**Exercise description**
Go through the records and copy each line where the word "ΣΤΟΧΟΣ" occurs.

**Records**
* * * * * * *

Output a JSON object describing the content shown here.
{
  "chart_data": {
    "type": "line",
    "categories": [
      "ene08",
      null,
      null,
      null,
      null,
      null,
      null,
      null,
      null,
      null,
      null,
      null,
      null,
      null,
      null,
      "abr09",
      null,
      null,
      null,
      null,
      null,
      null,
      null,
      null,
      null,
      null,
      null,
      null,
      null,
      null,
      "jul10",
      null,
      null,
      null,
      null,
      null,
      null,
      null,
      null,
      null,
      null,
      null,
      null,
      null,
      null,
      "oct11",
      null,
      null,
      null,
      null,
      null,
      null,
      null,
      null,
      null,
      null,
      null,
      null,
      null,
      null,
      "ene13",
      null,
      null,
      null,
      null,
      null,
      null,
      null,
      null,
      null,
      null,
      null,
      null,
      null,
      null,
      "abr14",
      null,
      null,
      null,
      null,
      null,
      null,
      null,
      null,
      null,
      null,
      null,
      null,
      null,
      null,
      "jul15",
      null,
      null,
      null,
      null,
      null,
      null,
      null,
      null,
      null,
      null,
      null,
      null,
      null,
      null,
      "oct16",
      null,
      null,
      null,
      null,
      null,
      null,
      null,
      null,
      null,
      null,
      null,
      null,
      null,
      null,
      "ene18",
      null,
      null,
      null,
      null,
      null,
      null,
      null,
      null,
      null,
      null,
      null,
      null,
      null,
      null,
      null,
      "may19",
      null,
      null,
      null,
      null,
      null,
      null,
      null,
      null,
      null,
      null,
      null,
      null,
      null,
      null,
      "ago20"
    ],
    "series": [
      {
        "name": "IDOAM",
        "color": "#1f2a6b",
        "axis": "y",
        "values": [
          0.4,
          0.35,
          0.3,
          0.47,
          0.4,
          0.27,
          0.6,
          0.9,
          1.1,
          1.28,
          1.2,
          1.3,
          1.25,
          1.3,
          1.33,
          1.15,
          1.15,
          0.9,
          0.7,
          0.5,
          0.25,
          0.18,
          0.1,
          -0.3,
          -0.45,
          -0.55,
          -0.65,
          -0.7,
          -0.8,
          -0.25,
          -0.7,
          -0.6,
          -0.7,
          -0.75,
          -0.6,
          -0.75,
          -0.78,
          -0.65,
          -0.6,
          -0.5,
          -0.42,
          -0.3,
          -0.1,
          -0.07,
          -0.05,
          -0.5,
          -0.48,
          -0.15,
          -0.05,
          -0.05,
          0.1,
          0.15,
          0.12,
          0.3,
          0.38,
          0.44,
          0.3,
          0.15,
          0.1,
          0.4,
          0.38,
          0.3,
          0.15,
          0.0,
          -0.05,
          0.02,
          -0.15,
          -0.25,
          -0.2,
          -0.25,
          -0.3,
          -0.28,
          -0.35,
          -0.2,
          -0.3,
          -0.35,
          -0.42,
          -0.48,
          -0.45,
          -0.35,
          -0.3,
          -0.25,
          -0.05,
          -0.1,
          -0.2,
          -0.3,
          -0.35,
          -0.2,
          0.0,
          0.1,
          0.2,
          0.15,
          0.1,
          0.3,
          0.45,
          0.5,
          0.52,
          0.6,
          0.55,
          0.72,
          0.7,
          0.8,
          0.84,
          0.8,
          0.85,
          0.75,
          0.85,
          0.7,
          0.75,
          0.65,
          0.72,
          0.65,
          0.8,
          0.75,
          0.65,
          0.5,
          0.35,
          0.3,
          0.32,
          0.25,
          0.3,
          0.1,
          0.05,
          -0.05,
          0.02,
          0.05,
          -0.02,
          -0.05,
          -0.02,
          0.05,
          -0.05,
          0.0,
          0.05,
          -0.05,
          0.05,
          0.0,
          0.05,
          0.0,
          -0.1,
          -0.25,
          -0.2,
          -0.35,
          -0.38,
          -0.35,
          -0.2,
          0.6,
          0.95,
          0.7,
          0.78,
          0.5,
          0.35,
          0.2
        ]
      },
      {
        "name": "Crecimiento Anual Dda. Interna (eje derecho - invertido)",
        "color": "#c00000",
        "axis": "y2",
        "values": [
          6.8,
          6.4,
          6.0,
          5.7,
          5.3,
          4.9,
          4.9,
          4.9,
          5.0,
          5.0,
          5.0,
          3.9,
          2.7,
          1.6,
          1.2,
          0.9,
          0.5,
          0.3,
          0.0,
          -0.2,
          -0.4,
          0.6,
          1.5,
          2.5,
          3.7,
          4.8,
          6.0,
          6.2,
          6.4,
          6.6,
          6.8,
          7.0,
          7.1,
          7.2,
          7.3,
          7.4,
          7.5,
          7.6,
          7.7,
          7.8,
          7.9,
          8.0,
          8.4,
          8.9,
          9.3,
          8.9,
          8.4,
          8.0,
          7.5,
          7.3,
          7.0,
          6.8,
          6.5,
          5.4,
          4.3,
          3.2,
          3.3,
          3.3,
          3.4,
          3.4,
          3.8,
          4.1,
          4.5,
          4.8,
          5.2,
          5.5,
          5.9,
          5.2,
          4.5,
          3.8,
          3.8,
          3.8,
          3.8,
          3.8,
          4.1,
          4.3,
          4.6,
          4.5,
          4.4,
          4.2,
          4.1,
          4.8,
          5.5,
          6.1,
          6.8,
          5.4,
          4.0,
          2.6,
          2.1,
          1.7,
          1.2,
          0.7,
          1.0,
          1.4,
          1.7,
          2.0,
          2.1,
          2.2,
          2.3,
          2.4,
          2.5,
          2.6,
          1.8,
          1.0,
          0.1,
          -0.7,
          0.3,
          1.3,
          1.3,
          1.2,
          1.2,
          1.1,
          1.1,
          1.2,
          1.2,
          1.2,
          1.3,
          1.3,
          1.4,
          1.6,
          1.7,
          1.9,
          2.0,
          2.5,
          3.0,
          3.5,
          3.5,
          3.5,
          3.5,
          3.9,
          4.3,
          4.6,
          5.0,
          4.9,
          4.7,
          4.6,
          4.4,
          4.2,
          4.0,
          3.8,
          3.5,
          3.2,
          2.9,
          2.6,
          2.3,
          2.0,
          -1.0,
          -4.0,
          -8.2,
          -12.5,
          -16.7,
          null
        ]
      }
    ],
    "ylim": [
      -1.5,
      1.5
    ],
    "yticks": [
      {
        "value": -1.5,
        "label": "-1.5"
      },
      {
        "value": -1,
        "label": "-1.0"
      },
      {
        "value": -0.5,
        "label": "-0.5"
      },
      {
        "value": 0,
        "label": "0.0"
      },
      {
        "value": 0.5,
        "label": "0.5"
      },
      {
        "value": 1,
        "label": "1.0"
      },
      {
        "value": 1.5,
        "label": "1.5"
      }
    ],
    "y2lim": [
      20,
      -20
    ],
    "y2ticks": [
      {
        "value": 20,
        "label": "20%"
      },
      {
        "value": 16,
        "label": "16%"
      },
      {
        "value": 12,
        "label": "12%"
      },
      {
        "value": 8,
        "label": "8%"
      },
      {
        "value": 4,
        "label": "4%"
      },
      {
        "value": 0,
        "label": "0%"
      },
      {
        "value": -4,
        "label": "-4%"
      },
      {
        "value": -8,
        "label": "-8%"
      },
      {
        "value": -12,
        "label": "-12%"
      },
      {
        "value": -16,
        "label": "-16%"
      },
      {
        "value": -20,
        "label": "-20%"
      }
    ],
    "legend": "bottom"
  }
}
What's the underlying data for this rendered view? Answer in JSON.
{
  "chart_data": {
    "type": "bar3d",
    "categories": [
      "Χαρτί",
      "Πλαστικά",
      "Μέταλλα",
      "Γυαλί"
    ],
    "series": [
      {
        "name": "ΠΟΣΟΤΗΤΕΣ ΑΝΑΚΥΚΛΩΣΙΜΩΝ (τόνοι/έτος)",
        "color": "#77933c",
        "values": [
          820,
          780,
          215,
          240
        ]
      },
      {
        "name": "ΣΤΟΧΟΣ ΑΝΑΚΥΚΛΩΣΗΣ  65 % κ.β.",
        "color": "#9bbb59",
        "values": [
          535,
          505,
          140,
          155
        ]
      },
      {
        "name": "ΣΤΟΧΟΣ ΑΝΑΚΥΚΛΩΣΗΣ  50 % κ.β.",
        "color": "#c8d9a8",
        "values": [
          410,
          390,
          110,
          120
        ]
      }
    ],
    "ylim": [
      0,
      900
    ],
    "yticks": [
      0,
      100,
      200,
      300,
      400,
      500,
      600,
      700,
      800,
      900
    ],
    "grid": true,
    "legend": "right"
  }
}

* * * * * * *

**Answer to the exercise**
        "name": "ΣΤΟΧΟΣ ΑΝΑΚΥΚΛΩΣΗΣ  65 % κ.β.",
        "name": "ΣΤΟΧΟΣ ΑΝΑΚΥΚΛΩΣΗΣ  50 % κ.β.",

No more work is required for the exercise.